Source passage >>
■ ■ ■

Well its fine for them to bring up the subject since they are the ones who do the proposing. Like I said, its only an issue when a woman brings up the subject or presses the issue. Its okay to answer the questions they ask, but its not okay (if you want to get married) to ask yourself, bring it up, or press the issue.
Kellydancer
06-02-2012, 02:59 PM
We don't live in the 50s where women would automatically get married. We live in an era where many men do not want to get married so it's best to avoid these men upfront. So I do and screen out the men who say they aren't interested in marriage. As for proposing I know many women who do that but that's not the same thing as telling men "I'm not interested in dating just to date".
GlamourRouge
06-02-2012, 03:42 PM
We don't live in the 50s where women would automatically get married. We live in an era where many men do not want to get married so it's best to avoid these men upfront. So I do and screen out the men who say they aren't interested in marriage. As for proposing I know many women who do that but that's not the same thing as telling men "I'm not interested in dating just to date".
When a men tells you "i don't want to get married" it generally means "i don't want to get married to you." If he finds the right girl, he will marry him and it will change his mind. Its happened a million times. But you never know til you get to know one another.
Kellydancer
06-02-2012, 03:52 PM
Not always. I've known plenty of men who have no interest in marriage. There are men here who have stated they will not marry. George Clooney has been outspoken about this too. Not all men will marry and when a man says he will not marry it is best not to date him with the hope he will change.

■ ■ ■

Structured page parsing data:

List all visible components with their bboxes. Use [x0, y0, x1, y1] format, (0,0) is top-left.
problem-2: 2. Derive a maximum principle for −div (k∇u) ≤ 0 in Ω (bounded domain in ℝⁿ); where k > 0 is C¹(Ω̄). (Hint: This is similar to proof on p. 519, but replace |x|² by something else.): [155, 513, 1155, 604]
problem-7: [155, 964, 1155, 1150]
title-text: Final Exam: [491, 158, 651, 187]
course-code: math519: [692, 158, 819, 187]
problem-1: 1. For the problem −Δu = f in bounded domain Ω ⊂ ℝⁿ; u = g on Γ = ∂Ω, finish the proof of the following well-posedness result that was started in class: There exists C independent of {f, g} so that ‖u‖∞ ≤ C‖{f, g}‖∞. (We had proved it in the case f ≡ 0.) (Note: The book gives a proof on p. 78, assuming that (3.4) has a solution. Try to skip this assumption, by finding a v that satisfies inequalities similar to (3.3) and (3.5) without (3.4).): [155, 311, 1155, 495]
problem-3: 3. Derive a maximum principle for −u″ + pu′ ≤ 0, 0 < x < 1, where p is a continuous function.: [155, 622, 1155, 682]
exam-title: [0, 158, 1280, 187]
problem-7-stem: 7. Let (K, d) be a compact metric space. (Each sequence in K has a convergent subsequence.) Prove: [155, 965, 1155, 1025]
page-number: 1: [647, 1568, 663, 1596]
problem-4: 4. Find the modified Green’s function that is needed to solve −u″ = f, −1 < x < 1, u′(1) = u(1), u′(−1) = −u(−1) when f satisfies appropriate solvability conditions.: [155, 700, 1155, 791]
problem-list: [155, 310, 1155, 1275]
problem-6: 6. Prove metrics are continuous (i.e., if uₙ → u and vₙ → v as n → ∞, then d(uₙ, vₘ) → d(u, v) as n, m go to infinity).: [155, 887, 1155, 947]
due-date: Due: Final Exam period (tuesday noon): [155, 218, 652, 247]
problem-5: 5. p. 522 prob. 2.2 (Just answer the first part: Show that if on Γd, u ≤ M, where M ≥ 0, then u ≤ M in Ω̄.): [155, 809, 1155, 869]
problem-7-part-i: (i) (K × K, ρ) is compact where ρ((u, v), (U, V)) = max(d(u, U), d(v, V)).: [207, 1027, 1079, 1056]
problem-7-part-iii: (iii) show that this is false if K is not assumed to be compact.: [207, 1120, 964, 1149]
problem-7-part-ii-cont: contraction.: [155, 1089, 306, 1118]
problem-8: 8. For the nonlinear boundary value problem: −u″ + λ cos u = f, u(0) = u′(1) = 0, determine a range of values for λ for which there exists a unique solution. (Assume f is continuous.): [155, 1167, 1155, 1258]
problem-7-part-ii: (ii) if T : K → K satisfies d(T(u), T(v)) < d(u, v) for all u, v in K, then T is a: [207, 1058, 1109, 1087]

■ ■ ■

Directions for this task >> List every post timestamp in the forum thread about marriage above.

Reply to the exercise >>
06-02-2012, 02:59 PM
06-02-2012, 03:42 PM
06-02-2012, 03:52 PM